__Goal of the exercise__
Consider the records below. How many of their lines include the word "RDHS"? State the number and nothing else.

__Data entries__
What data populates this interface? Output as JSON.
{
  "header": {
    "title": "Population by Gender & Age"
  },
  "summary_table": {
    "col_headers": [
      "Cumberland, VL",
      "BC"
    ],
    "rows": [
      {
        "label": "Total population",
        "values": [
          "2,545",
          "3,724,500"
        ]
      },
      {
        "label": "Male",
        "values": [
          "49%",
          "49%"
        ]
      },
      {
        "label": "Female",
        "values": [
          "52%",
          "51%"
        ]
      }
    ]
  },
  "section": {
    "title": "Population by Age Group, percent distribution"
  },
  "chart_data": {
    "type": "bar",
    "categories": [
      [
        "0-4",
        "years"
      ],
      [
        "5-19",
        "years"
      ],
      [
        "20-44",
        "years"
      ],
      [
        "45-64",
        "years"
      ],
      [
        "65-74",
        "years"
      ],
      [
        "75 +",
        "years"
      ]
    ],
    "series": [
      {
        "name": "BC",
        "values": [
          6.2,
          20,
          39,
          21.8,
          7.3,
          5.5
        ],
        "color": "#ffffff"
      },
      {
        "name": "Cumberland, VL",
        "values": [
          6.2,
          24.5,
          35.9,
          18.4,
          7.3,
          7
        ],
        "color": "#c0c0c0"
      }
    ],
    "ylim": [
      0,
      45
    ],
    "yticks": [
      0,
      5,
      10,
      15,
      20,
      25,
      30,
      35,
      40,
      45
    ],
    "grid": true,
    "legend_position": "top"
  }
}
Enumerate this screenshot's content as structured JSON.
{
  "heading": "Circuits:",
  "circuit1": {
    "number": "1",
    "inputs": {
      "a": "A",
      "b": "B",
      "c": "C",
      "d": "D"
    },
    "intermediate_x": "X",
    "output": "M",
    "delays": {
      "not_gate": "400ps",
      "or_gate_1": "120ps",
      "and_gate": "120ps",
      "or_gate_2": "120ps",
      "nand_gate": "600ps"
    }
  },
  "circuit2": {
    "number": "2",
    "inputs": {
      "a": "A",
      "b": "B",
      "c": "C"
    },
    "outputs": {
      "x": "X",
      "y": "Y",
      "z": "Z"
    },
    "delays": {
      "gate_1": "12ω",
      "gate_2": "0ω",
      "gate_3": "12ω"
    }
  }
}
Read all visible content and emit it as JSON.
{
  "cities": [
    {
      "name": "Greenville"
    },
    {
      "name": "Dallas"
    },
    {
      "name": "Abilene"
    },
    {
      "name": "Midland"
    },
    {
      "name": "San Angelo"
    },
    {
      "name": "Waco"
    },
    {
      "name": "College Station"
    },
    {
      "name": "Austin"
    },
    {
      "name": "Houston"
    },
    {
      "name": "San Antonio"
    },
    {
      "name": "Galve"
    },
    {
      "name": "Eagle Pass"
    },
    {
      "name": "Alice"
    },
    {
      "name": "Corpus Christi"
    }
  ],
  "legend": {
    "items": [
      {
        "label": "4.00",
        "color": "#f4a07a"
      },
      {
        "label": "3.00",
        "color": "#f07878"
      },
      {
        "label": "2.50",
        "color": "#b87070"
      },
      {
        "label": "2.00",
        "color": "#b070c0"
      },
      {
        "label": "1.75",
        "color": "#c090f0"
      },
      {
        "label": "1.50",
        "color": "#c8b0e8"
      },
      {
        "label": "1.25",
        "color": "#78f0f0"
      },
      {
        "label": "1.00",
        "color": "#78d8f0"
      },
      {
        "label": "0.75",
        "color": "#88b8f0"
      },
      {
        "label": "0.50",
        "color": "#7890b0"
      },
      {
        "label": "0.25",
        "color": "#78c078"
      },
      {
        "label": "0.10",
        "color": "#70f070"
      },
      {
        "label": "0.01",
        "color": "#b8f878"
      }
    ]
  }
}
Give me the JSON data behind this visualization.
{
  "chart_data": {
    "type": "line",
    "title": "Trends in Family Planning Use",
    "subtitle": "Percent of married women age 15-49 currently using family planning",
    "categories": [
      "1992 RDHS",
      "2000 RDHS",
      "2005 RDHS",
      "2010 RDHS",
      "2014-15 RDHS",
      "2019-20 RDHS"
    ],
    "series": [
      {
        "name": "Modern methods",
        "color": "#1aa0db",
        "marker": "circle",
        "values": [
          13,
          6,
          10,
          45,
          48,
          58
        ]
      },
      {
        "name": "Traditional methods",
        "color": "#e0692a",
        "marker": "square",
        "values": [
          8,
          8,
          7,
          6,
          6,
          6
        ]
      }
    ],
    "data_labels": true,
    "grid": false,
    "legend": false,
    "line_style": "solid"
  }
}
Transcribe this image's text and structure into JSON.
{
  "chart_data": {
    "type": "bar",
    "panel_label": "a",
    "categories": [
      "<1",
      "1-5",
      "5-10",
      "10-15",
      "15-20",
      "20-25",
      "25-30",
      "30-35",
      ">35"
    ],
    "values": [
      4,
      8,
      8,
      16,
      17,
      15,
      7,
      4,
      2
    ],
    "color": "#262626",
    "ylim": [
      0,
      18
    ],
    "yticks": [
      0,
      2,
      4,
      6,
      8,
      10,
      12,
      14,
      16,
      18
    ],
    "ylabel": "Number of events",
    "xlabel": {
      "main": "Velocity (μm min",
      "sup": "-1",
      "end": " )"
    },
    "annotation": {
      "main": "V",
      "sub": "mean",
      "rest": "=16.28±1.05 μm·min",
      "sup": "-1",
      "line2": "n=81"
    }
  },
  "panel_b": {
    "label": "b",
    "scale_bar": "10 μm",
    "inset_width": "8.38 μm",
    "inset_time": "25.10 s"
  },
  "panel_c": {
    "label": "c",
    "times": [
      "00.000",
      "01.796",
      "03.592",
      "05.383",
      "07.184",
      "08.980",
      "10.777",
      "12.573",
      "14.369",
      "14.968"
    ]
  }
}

__Solution for this exercise__
6